Copy every line from the material below that holds "structured".

-- Start of Available data --

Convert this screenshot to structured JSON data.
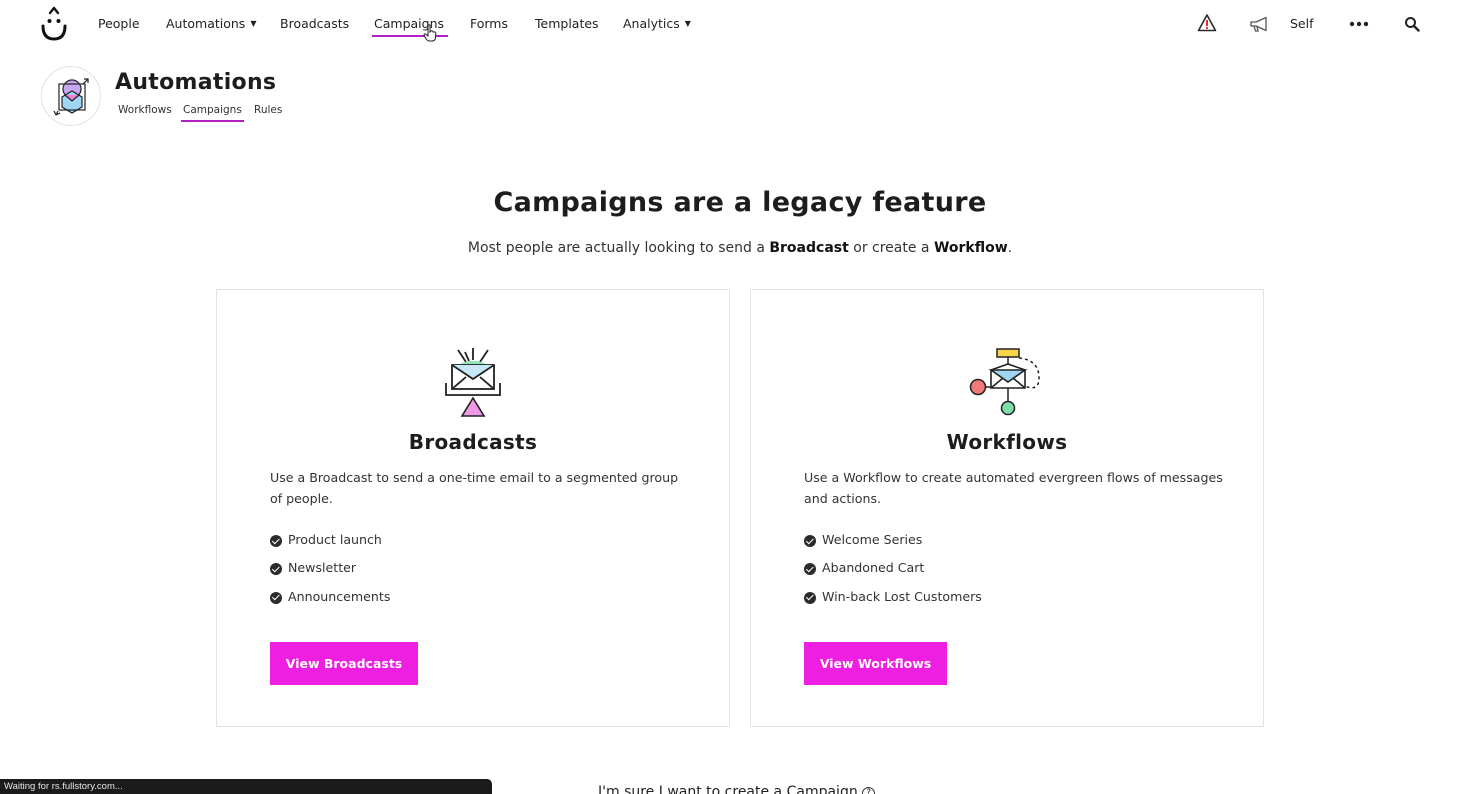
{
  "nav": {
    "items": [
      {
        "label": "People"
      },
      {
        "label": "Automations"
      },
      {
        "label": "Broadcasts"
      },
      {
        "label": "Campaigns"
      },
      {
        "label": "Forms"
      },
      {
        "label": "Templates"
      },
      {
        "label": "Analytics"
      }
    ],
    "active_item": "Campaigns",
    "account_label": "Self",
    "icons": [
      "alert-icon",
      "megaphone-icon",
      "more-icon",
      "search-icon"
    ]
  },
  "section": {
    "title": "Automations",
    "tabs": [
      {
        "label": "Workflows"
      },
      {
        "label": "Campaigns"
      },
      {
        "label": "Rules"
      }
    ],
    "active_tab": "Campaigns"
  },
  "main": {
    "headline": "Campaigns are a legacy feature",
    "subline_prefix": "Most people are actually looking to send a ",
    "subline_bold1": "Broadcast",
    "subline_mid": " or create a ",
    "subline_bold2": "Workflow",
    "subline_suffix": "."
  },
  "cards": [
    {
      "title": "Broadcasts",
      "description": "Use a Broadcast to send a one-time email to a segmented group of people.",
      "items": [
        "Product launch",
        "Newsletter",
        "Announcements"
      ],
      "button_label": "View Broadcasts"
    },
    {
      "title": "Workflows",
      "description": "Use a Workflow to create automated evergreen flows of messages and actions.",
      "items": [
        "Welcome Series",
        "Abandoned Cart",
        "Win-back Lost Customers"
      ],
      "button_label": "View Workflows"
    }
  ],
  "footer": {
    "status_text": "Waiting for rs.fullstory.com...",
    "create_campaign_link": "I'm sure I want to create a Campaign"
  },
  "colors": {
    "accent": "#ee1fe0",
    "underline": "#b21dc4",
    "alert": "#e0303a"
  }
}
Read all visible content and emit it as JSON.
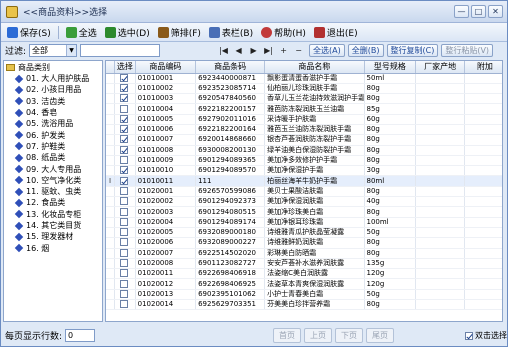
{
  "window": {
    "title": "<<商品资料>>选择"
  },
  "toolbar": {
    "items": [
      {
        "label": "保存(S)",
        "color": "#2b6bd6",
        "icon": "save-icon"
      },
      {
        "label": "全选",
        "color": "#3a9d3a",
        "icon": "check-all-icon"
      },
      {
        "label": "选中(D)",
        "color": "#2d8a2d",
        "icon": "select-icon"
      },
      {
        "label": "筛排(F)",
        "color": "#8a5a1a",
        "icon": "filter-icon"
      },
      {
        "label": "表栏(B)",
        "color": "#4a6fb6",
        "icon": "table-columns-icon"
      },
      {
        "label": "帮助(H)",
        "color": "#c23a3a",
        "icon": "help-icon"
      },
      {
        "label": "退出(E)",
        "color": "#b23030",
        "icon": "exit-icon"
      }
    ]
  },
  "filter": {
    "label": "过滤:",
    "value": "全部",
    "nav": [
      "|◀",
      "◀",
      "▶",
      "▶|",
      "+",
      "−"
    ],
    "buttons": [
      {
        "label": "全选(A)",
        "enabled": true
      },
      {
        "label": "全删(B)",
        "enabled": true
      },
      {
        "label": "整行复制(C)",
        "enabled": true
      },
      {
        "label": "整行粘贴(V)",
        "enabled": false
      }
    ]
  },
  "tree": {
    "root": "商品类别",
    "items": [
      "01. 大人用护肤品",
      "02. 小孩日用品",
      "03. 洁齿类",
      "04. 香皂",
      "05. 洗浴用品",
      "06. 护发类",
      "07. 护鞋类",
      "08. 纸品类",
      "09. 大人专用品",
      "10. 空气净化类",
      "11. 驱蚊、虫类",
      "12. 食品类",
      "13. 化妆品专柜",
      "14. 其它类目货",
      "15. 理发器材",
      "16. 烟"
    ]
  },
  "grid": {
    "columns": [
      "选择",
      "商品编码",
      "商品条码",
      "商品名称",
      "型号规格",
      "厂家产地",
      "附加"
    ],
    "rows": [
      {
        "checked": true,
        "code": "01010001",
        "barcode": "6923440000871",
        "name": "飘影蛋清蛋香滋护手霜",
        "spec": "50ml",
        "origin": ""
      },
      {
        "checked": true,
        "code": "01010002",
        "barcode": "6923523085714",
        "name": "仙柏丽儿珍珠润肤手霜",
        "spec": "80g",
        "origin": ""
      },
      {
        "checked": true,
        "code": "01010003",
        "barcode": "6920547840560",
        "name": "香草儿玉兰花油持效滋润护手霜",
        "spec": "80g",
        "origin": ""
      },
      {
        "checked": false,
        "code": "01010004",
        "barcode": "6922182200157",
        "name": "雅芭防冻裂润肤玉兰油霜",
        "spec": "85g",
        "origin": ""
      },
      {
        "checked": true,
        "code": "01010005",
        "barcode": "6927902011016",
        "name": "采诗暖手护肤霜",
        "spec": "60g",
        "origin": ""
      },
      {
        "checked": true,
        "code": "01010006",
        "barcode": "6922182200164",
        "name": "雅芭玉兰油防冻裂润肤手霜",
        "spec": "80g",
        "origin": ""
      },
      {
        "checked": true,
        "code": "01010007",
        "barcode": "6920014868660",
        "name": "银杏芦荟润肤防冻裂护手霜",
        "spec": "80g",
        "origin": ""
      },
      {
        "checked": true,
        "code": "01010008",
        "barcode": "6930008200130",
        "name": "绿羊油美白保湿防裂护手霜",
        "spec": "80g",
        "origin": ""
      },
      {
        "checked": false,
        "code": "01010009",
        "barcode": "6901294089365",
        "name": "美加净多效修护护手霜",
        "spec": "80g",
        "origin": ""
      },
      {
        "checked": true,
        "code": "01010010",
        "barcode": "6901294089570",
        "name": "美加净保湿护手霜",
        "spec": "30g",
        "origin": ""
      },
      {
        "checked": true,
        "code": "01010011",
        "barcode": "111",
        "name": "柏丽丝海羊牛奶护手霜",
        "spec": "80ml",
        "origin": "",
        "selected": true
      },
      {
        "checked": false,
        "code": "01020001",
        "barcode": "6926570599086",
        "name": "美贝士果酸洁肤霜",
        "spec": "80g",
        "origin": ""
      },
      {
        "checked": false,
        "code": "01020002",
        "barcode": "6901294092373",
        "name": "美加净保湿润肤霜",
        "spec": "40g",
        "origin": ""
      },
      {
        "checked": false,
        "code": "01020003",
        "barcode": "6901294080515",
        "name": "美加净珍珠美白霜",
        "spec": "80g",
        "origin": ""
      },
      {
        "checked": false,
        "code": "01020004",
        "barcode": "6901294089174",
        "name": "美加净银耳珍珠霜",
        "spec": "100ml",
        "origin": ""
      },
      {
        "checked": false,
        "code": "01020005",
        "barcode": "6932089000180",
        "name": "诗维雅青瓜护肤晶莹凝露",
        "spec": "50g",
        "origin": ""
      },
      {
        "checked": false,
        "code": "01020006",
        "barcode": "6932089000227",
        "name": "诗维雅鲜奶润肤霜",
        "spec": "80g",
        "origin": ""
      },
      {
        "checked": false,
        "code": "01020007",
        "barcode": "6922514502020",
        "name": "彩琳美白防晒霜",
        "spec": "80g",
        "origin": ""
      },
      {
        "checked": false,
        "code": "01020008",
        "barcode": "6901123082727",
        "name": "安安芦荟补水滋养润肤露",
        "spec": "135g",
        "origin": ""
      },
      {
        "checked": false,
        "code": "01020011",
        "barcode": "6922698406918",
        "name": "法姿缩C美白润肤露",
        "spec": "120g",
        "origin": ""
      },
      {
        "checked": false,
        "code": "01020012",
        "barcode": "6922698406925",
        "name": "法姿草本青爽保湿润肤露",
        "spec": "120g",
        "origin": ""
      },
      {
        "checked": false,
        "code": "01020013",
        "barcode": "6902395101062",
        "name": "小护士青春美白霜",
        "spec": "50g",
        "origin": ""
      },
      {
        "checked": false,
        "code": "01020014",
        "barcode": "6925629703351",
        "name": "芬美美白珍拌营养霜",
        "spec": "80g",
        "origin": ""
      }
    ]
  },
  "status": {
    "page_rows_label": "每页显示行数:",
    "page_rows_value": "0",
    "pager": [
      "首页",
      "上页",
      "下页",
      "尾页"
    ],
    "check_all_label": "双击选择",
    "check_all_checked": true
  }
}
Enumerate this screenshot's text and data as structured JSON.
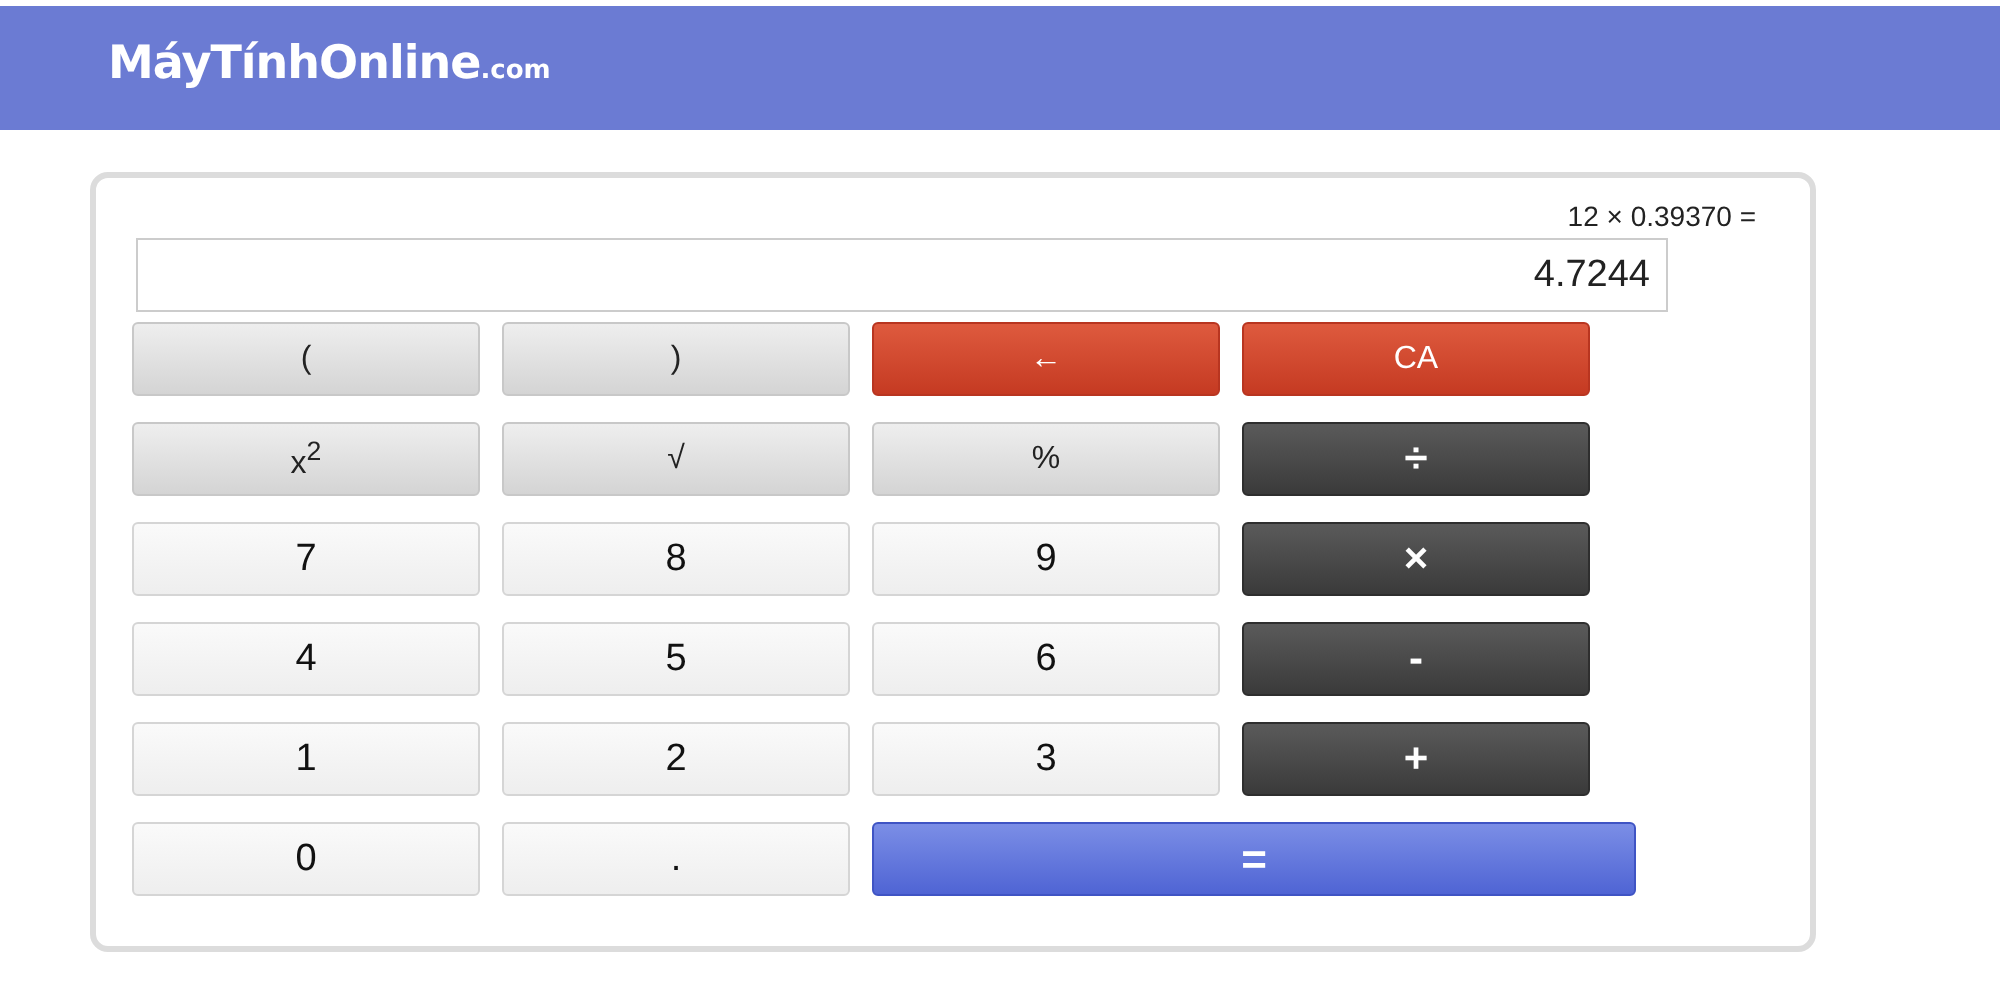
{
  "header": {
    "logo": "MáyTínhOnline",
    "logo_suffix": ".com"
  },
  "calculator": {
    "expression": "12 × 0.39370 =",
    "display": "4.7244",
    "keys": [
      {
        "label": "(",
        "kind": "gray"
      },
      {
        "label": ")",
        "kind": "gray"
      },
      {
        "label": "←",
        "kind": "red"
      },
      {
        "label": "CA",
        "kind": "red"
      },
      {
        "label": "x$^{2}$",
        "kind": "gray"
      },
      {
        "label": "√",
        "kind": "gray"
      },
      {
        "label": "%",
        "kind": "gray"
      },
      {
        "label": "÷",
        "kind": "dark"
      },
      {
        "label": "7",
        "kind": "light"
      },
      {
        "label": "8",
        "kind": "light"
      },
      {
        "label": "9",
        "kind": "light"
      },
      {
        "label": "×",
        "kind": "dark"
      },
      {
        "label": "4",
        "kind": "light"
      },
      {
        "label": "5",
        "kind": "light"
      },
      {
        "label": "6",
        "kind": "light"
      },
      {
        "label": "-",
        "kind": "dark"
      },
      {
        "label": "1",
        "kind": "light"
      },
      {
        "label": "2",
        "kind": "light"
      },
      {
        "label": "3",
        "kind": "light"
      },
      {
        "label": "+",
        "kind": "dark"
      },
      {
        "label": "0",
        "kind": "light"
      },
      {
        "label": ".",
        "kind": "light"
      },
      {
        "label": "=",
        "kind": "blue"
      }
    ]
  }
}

-- End of Available data --

Answer to the exercise
Convert this screenshot to structured JSON data.
Enumerate this screenshot's text and data as structured JSON.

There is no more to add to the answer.